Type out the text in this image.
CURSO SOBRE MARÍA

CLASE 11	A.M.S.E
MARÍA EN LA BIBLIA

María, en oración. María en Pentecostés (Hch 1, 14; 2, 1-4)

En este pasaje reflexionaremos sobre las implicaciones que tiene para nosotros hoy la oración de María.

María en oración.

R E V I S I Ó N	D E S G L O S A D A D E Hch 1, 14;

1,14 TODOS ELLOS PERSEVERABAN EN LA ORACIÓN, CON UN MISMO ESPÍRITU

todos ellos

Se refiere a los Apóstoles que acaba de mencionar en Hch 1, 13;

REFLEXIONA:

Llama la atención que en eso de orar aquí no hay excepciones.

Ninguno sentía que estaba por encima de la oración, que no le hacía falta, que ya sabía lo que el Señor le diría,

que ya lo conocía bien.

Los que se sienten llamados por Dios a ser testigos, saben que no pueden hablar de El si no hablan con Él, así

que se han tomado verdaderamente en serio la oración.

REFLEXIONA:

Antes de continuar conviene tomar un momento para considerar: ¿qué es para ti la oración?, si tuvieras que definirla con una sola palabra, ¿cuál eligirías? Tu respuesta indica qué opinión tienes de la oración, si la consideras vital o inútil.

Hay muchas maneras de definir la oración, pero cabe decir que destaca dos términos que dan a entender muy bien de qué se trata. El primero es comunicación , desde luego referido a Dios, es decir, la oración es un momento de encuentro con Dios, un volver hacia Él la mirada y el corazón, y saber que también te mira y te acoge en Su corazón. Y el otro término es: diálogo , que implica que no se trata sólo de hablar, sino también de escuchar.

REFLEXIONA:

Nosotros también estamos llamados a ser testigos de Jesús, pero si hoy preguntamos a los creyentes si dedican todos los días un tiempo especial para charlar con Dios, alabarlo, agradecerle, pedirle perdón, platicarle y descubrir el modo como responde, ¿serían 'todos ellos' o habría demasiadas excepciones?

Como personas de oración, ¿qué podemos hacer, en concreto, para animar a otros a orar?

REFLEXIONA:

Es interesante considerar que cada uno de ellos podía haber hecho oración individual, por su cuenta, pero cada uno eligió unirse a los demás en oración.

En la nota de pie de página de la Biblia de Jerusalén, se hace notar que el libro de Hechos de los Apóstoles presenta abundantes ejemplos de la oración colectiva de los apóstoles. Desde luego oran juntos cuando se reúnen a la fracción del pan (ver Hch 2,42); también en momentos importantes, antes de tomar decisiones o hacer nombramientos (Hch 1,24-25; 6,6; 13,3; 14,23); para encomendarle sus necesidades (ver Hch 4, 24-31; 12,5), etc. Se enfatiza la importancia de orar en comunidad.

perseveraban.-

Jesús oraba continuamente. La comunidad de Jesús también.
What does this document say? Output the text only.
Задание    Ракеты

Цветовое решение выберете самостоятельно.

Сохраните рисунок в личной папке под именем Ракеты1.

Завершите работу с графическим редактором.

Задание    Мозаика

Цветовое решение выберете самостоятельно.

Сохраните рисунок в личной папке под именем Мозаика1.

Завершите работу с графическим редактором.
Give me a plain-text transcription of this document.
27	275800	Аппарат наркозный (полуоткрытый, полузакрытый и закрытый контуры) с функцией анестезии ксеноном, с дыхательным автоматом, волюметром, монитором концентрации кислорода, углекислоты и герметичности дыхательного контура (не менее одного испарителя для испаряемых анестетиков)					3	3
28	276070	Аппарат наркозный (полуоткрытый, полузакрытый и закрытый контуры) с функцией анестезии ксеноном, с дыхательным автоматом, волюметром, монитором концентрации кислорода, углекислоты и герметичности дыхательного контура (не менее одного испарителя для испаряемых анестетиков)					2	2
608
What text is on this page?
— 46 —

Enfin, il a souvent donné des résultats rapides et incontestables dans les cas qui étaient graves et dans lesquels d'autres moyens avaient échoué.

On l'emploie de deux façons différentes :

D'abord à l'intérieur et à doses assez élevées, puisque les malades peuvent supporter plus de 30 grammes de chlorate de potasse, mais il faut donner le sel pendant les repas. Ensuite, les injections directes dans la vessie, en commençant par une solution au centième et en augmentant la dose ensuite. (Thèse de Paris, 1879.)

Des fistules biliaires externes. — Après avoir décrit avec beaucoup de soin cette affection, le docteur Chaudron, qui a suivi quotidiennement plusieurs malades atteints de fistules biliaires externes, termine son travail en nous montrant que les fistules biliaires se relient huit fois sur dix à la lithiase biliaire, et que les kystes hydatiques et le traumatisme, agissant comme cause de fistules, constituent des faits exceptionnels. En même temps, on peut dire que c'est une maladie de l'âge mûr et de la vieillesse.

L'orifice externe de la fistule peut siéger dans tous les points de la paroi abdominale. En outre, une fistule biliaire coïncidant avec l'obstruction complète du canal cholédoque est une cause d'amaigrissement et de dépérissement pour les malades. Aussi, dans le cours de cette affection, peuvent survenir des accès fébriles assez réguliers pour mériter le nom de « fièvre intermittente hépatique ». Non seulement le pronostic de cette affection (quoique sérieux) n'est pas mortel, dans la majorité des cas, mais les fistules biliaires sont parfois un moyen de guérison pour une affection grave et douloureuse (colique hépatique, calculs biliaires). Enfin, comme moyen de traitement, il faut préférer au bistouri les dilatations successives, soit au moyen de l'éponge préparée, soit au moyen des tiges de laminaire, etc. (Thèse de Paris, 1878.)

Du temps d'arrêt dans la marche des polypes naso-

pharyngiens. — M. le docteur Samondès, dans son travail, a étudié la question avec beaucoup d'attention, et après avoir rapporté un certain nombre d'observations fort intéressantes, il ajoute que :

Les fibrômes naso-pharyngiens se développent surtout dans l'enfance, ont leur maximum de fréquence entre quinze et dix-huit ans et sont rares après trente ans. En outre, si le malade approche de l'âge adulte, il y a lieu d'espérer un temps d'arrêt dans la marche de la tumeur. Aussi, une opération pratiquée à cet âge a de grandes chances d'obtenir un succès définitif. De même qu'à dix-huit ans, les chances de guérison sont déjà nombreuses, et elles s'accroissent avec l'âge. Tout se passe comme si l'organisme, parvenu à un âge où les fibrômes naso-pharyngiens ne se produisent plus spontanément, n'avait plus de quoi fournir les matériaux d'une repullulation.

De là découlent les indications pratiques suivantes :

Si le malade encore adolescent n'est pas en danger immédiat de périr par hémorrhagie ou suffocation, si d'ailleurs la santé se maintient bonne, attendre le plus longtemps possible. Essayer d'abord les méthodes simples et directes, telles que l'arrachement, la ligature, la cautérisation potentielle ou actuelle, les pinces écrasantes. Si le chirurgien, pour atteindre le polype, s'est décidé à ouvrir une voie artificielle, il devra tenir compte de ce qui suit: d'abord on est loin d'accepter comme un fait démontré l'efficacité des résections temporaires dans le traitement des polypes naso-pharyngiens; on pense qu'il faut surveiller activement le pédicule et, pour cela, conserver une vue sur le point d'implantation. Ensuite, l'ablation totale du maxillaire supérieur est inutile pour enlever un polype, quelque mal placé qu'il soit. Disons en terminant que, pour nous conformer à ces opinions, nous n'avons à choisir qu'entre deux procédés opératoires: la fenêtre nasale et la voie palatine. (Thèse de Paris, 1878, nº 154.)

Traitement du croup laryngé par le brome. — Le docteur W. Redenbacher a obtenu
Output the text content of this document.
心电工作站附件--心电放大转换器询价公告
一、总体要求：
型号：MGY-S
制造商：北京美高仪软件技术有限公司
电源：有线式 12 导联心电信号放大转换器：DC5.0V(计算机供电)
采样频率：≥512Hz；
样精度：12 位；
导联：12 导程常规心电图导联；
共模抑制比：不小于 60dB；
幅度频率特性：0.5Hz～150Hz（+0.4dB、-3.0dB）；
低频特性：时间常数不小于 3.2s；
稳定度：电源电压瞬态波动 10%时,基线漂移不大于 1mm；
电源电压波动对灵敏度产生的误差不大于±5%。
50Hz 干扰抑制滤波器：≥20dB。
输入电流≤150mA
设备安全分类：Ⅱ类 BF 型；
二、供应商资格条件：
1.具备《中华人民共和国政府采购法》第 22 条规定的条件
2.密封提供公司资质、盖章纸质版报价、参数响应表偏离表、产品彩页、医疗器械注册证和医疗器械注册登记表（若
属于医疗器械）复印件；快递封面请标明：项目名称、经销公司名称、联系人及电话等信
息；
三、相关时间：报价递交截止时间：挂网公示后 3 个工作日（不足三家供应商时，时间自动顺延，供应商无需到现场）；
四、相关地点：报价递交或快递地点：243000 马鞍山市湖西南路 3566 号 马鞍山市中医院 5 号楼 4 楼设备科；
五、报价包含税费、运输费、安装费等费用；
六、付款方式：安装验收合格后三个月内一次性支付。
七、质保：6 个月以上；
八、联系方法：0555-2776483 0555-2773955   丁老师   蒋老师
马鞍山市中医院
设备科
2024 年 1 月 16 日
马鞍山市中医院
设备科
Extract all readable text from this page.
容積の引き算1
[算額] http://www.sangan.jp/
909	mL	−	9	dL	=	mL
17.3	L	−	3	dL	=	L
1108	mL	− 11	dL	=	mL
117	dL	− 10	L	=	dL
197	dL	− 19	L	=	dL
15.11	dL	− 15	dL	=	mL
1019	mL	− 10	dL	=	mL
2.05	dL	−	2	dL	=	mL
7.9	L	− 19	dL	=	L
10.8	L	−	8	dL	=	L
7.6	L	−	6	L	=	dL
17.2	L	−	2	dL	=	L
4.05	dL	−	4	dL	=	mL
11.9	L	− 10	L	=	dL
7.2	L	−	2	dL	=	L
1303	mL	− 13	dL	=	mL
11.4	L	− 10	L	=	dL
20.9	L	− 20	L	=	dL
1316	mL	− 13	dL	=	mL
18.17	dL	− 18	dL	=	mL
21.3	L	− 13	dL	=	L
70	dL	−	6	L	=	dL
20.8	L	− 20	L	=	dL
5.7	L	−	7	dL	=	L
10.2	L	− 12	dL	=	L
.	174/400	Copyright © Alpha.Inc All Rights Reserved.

## Task objective
Exactly reproduce the lines that run from the line with "Extract all readable text from this page." through the last line of the records, inclusive.

## Exercise answer
Extract all readable text from this page.
容積の引き算1
[算額] http://www.sangan.jp/
909	mL	−	9	dL	=	mL
17.3	L	−	3	dL	=	L
1108	mL	− 11	dL	=	mL
117	dL	− 10	L	=	dL
197	dL	− 19	L	=	dL
15.11	dL	− 15	dL	=	mL
1019	mL	− 10	dL	=	mL
2.05	dL	−	2	dL	=	mL
7.9	L	− 19	dL	=	L
10.8	L	−	8	dL	=	L
7.6	L	−	6	L	=	dL
17.2	L	−	2	dL	=	L
4.05	dL	−	4	dL	=	mL
11.9	L	− 10	L	=	dL
7.2	L	−	2	dL	=	L
1303	mL	− 13	dL	=	mL
11.4	L	− 10	L	=	dL
20.9	L	− 20	L	=	dL
1316	mL	− 13	dL	=	mL
18.17	dL	− 18	dL	=	mL
21.3	L	− 13	dL	=	L
70	dL	−	6	L	=	dL
20.8	L	− 20	L	=	dL
5.7	L	−	7	dL	=	L
10.2	L	− 12	dL	=	L
.	174/400	Copyright © Alpha.Inc All Rights Reserved.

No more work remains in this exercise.